- [What the task requires]:
Copy every line from the data below in which the string "Britain" can be found.

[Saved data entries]
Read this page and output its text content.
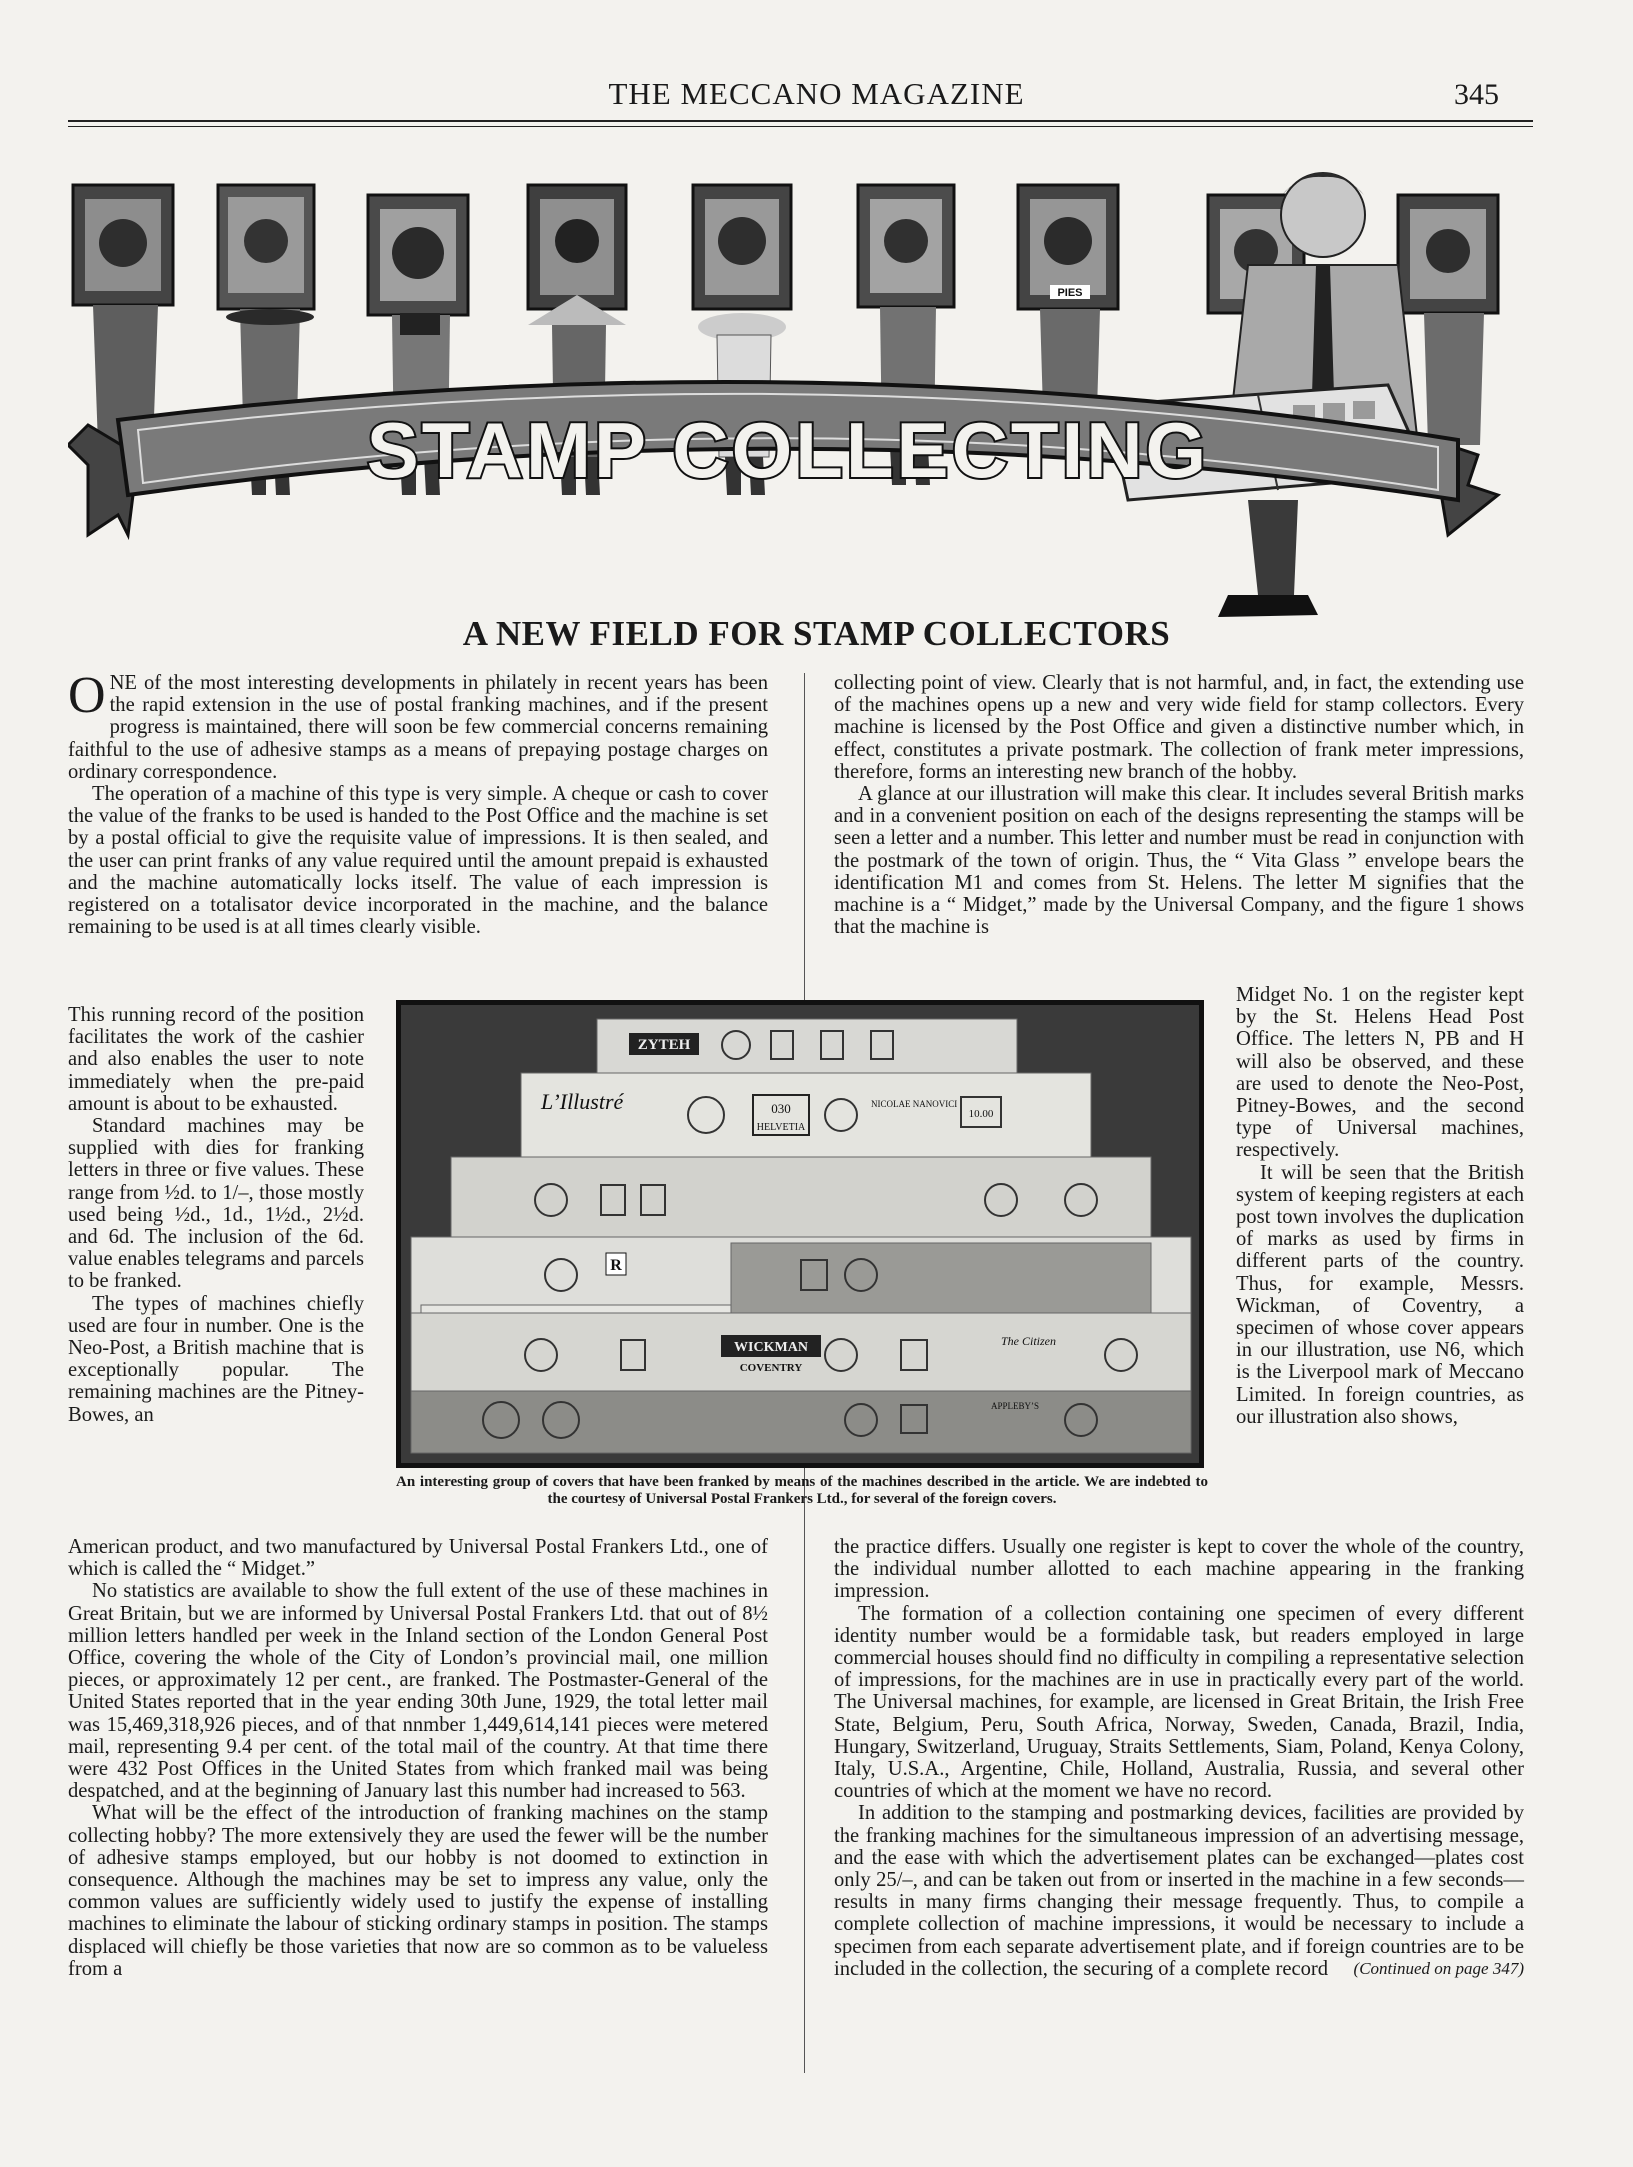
THE MECCANO MAGAZINE	345
PIES
STAMP COLLECTING
A NEW FIELD FOR STAMP COLLECTORS

ONE of the most interesting developments in philately in recent years has been the rapid extension in the use of postal franking machines, and if the present progress is maintained, there will soon be few commercial concerns remaining faithful to the use of adhesive stamps as a means of prepaying postage charges on ordinary correspondence.

The operation of a machine of this type is very simple. A cheque or cash to cover the value of the franks to be used is handed to the Post Office and the machine is set by a postal official to give the requisite value of impressions. It is then sealed, and the user can print franks of any value required until the amount prepaid is exhausted and the machine automatically locks itself. The value of each impression is registered on a totalisator device incorporated in the machine, and the balance remaining to be used is at all times clearly visible.

This running record of the position facilitates the work of the cashier and also enables the user to note immediately when the pre-paid amount is about to be exhausted.

Standard machines may be supplied with dies for franking letters in three or five values. These range from ½d. to 1/–, those mostly used being ½d., 1d., 1½d., 2½d. and 6d. The inclusion of the 6d. value enables telegrams and parcels to be franked.

The types of machines chiefly used are four in number. One is the Neo-Post, a British machine that is exceptionally popular. The remaining machines are the Pitney-Bowes, an

American product, and two manufactured by Universal Postal Frankers Ltd., one of which is called the “ Midget.”

No statistics are available to show the full extent of the use of these machines in Great Britain, but we are informed by Universal Postal Frankers Ltd. that out of 8½ million letters handled per week in the Inland section of the London General Post Office, covering the whole of the City of London’s provincial mail, one million pieces, or approximately 12 per cent., are franked. The Postmaster-General of the United States reported that in the year ending 30th June, 1929, the total letter mail was 15,469,318,926 pieces, and of that nnmber 1,449,614,141 pieces were metered mail, representing 9.4 per cent. of the total mail of the country. At that time there were 432 Post Offices in the United States from which franked mail was being despatched, and at the beginning of January last this number had increased to 563.

What will be the effect of the introduction of franking machines on the stamp collecting hobby? The more extensively they are used the fewer will be the number of adhesive stamps employed, but our hobby is not doomed to extinction in consequence. Although the machines may be set to impress any value, only the common values are sufficiently widely used to justify the expense of installing machines to eliminate the labour of sticking ordinary stamps in position. The stamps displaced will chiefly be those varieties that now are so common as to be valueless from a

collecting point of view. Clearly that is not harmful, and, in fact, the extending use of the machines opens up a new and very wide field for stamp collectors. Every machine is licensed by the Post Office and given a distinctive number which, in effect, constitutes a private postmark. The collection of frank meter impressions, therefore, forms an interesting new branch of the hobby.

A glance at our illustration will make this clear. It includes several British marks and in a convenient position on each of the designs representing the stamps will be seen a letter and a number. This letter and number must be read in conjunction with the postmark of the town of origin. Thus, the “ Vita Glass ” envelope bears the identification M1 and comes from St. Helens. The letter M signifies that the machine is a “ Midget,” made by the Universal Company, and the figure 1 shows that the machine is

Midget No. 1 on the register kept by the St. Helens Head Post Office. The letters N, PB and H will also be observed, and these are used to denote the Neo-Post, Pitney-Bowes, and the second type of Universal machines, respectively.

It will be seen that the British system of keeping registers at each post town involves the duplication of marks as used by firms in different parts of the country. Thus, for example, Messrs. Wickman, of Coventry, a specimen of whose cover appears in our illustration, use N6, which is the Liverpool mark of Meccano Limited. In foreign countries, as our illustration also shows,

the practice differs. Usually one register is kept to cover the whole of the country, the individual number allotted to each machine appearing in the franking impression.

The formation of a collection containing one specimen of every different identity number would be a formidable task, but readers employed in large commercial houses should find no difficulty in compiling a representative selection of impressions, for the machines are in use in practically every part of the world. The Universal machines, for example, are licensed in Great Britain, the Irish Free State, Belgium, Peru, South Africa, Norway, Sweden, Canada, Brazil, India, Hungary, Switzerland, Uruguay, Straits Settlements, Siam, Poland, Kenya Colony, Italy, U.S.A., Argentine, Chile, Holland, Australia, Russia, and several other countries of which at the moment we have no record.

In addition to the stamping and postmarking devices, facilities are provided by the franking machines for the simultaneous impression of an advertising message, and the ease with which the advertisement plates can be exchanged—plates cost only 25/–, and can be taken out from or inserted in the machine in a few seconds—results in many firms changing their message frequently. Thus, to compile a complete collection of machine impressions, it would be necessary to include a specimen from each separate advertisement plate, and if foreign countries are to be included in the collection, the securing of a complete record	(Continued on page 347)

ZYTEH
L’Illustré	030
HELVETIA
NICOLAE NANOVICI
10.00
R
WICKMAN
COVENTRY
The Citizen
APPLEBY’S
An interesting group of covers that have been franked by means of the machines described in the article. We are indebted to the courtesy of Universal Postal Frankers Ltd., for several of the foreign covers.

- [Result]:
No statistics are available to show the full extent of the use of these machines in Great Britain, but we are informed by Universal Postal Frankers Ltd. that out of 8½ million letters handled per week in the Inland section of the London General Post Office, covering the whole of the City of London’s provincial mail, one million pieces, or approximately 12 per cent., are franked. The Postmaster-General of the United States reported that in the year ending 30th June, 1929, the total letter mail was 15,469,318,926 pieces, and of that nnmber 1,449,614,141 pieces were metered mail, representing 9.4 per cent. of the total mail of the country. At that time there were 432 Post Offices in the United States from which franked mail was being despatched, and at the beginning of January last this number had increased to 563.
The formation of a collection containing one specimen of every different identity number would be a formidable task, but readers employed in large commercial houses should find no difficulty in compiling a representative selection of impressions, for the machines are in use in practically every part of the world. The Universal machines, for example, are licensed in Great Britain, the Irish Free State, Belgium, Peru, South Africa, Norway, Sweden, Canada, Brazil, India, Hungary, Switzerland, Uruguay, Straits Settlements, Siam, Poland, Kenya Colony, Italy, U.S.A., Argentine, Chile, Holland, Australia, Russia, and several other countries of which at the moment we have no record.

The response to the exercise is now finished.